_Short task_: Check every line of the data below for the string "most", and copy the ones that hold it.
# # # # # # #
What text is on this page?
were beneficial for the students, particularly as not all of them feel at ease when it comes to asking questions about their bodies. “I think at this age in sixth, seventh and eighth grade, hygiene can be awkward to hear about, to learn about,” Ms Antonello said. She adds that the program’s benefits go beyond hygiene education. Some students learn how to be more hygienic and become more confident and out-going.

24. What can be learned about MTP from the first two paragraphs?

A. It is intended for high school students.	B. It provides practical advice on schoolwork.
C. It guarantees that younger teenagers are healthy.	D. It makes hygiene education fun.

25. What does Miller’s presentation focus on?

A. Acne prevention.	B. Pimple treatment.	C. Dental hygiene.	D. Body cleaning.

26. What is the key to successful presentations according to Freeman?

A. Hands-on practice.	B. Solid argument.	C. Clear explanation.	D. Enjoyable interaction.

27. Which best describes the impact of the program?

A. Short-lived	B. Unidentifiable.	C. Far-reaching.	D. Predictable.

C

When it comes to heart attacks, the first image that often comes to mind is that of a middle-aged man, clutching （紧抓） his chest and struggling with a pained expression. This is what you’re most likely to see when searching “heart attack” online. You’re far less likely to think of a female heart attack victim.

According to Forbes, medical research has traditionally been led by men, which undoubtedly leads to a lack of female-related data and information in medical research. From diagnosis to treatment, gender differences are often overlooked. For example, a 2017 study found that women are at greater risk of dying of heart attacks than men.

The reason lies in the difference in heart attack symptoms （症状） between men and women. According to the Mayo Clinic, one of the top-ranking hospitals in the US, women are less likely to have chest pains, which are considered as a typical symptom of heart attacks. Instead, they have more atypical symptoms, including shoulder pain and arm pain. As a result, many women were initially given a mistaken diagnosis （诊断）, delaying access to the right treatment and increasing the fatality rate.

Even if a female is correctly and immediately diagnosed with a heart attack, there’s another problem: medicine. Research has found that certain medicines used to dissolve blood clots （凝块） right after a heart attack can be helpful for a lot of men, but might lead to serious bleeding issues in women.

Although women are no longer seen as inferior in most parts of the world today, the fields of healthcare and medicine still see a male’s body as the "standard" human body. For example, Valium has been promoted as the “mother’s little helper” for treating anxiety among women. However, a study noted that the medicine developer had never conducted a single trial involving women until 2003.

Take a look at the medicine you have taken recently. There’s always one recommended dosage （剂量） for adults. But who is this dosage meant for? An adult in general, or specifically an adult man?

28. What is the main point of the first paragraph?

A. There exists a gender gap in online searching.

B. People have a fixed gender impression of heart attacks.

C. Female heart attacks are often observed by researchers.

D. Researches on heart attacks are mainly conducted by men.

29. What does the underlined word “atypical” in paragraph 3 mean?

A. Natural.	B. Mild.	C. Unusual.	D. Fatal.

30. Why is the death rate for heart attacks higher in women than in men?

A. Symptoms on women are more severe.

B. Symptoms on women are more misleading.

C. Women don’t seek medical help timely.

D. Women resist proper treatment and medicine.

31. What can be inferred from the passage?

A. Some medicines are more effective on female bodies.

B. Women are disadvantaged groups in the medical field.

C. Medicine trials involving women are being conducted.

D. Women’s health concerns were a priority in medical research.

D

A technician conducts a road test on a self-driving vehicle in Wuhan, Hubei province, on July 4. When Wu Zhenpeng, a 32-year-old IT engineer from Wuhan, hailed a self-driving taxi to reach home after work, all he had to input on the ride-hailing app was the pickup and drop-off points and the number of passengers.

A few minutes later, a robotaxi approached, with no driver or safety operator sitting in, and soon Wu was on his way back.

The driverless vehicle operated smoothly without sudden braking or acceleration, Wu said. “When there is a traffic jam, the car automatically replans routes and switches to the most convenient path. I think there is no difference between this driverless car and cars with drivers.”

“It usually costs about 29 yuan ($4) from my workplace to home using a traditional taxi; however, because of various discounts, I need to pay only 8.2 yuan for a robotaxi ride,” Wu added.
# # # # # # #
_Correct answer_:
When it comes to heart attacks, the first image that often comes to mind is that of a middle-aged man, clutching （紧抓） his chest and struggling with a pained expression. This is what you’re most likely to see when searching “heart attack” online. You’re far less likely to think of a female heart attack victim.
Although women are no longer seen as inferior in most parts of the world today, the fields of healthcare and medicine still see a male’s body as the "standard" human body. For example, Valium has been promoted as the “mother’s little helper” for treating anxiety among women. However, a study noted that the medicine developer had never conducted a single trial involving women until 2003.
The driverless vehicle operated smoothly without sudden braking or acceleration, Wu said. “When there is a traffic jam, the car automatically replans routes and switches to the most convenient path. I think there is no difference between this driverless car and cars with drivers.”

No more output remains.